From the listing below, pull each line that includes "HITS".

Records to use:
########

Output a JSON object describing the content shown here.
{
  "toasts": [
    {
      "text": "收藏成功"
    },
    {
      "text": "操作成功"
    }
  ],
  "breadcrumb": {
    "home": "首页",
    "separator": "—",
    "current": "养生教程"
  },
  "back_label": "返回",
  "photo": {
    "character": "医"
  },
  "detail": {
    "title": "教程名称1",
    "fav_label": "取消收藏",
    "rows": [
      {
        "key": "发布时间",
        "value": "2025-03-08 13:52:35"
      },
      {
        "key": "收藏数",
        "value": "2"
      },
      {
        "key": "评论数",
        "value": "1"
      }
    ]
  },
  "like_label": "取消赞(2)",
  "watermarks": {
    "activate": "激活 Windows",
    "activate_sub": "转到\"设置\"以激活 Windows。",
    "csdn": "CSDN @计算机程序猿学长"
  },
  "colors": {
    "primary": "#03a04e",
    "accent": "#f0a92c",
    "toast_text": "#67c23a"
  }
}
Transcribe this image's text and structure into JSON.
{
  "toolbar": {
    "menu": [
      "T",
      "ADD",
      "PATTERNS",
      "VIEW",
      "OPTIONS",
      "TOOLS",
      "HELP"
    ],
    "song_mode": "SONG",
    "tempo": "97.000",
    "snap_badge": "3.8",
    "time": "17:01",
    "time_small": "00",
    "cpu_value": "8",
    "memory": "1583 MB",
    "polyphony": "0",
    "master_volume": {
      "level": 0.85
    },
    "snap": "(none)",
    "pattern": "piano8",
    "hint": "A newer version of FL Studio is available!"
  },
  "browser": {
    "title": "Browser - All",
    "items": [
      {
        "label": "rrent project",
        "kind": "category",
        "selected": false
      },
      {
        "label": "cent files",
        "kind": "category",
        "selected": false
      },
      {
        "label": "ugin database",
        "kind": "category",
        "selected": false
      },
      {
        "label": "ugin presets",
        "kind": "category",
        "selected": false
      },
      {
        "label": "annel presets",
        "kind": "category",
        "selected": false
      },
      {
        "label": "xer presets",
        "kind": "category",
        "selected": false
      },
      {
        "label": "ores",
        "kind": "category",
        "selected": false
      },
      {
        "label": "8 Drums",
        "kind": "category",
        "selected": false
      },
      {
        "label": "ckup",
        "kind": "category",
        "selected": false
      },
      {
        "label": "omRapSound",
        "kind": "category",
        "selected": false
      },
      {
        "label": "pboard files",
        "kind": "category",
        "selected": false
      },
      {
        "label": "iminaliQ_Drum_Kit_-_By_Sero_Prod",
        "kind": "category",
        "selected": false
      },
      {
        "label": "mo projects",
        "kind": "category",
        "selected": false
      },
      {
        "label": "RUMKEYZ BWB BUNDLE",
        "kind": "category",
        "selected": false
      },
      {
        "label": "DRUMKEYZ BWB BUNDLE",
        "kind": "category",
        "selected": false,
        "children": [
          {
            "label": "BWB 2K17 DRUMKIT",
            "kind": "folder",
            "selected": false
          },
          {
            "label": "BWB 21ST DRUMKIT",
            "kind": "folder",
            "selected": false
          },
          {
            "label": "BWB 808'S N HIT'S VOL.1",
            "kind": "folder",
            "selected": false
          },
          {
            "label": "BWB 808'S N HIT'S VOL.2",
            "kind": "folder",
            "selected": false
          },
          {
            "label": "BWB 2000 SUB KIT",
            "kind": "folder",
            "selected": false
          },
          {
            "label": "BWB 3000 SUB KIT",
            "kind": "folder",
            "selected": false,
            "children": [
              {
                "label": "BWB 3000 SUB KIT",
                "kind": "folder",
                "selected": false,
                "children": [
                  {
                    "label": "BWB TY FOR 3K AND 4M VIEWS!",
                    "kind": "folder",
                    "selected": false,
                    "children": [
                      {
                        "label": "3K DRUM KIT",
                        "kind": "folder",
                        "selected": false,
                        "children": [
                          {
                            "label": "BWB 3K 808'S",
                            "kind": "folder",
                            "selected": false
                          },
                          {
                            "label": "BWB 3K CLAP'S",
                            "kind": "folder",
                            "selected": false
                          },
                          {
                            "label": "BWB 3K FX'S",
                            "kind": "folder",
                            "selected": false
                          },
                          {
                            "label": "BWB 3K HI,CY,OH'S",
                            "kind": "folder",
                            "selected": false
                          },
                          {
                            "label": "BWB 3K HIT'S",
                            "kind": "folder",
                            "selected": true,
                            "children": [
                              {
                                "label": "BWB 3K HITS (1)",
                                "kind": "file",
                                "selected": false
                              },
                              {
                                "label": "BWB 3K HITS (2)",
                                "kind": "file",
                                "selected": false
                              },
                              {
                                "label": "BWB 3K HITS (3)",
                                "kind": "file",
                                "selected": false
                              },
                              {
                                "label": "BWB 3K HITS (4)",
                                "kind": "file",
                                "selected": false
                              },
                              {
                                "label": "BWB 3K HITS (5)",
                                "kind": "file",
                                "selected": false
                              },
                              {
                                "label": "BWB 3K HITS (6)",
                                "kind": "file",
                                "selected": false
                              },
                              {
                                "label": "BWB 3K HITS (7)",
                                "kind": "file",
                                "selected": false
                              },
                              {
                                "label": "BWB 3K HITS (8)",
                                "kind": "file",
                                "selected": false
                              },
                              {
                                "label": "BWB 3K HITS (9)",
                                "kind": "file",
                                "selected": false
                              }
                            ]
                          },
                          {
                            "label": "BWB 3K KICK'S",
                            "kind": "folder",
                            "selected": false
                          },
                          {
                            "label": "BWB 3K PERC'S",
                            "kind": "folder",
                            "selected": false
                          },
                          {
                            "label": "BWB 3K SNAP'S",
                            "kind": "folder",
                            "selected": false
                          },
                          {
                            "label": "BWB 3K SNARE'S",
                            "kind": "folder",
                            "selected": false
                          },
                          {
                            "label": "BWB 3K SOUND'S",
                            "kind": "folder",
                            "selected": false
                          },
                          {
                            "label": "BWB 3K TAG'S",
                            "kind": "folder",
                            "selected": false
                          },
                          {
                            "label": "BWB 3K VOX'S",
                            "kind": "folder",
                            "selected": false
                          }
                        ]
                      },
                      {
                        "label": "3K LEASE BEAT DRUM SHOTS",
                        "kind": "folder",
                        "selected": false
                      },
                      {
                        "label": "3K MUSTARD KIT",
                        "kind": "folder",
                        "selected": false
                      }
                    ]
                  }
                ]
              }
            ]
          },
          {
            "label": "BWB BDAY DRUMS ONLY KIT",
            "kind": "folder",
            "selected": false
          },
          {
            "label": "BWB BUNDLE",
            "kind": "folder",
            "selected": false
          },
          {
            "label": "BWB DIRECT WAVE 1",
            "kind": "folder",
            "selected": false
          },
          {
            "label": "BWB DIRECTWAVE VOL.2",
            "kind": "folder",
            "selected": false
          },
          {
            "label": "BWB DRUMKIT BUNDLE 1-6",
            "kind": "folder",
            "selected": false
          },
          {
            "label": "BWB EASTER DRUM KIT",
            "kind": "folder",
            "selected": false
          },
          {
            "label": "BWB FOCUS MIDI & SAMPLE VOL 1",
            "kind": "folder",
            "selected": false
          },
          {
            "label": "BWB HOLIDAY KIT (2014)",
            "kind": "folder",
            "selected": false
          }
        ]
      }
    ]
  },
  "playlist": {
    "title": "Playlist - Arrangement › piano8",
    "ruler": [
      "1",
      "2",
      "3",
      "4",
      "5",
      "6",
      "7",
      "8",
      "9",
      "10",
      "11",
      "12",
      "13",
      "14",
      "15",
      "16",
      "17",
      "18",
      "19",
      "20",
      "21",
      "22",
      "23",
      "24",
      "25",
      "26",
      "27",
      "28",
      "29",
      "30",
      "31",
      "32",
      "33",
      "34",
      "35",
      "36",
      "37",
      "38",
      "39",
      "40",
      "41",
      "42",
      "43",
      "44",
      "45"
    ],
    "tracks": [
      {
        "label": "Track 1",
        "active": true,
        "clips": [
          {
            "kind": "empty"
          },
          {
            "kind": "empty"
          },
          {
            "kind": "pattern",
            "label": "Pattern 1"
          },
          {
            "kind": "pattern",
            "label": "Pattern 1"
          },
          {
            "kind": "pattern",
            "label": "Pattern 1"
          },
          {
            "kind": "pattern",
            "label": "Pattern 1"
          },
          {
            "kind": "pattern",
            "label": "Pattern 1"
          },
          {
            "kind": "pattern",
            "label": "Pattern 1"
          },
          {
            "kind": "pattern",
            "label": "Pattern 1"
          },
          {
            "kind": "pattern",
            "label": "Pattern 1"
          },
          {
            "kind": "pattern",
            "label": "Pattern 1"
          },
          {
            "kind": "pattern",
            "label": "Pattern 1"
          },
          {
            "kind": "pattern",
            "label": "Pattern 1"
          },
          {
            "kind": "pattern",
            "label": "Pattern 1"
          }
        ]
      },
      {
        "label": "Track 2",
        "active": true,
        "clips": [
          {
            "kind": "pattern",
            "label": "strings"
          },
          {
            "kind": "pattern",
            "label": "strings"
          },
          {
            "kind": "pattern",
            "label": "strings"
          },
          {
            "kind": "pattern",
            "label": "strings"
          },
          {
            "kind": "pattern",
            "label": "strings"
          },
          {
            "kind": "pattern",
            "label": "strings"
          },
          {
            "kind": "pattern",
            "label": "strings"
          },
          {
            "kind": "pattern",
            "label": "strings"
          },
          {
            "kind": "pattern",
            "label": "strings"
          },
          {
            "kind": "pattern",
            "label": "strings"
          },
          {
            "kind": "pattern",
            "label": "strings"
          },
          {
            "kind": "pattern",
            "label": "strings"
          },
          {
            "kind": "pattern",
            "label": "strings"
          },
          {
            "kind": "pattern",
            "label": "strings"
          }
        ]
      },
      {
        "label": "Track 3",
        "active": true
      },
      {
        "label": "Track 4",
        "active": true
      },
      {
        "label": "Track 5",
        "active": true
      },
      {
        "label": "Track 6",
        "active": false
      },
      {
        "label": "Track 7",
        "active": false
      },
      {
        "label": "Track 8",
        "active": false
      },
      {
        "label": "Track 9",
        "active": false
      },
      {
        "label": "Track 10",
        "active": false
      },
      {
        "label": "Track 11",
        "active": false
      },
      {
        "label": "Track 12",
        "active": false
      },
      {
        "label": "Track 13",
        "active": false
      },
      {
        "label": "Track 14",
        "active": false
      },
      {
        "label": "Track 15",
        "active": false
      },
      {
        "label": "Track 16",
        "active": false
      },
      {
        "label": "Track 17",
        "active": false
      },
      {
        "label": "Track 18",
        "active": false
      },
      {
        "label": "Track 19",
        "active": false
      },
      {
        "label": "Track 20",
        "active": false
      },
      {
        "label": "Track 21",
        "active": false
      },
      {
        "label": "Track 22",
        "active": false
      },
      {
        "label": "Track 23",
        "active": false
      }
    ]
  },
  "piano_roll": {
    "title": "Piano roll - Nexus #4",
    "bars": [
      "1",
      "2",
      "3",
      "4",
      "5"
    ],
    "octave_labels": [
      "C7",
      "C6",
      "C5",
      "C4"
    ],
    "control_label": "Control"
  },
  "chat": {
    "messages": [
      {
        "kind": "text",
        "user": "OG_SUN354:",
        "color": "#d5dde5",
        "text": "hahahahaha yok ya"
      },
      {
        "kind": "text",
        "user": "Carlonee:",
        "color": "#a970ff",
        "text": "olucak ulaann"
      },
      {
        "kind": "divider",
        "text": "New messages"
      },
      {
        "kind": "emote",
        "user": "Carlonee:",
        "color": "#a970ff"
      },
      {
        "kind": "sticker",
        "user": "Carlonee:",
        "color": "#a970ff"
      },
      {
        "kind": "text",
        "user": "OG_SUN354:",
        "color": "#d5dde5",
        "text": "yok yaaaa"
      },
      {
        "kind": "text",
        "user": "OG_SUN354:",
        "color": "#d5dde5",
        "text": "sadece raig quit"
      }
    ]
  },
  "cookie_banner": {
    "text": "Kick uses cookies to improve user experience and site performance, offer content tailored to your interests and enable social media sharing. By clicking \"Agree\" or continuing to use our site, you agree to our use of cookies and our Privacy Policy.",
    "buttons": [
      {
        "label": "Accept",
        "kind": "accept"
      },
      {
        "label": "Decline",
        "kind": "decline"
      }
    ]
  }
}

########

Answer in full:
                                "label": "BWB 3K HITS (1)",
                                "label": "BWB 3K HITS (2)",
                                "label": "BWB 3K HITS (3)",
                                "label": "BWB 3K HITS (4)",
                                "label": "BWB 3K HITS (5)",
                                "label": "BWB 3K HITS (6)",
                                "label": "BWB 3K HITS (7)",
                                "label": "BWB 3K HITS (8)",
                                "label": "BWB 3K HITS (9)",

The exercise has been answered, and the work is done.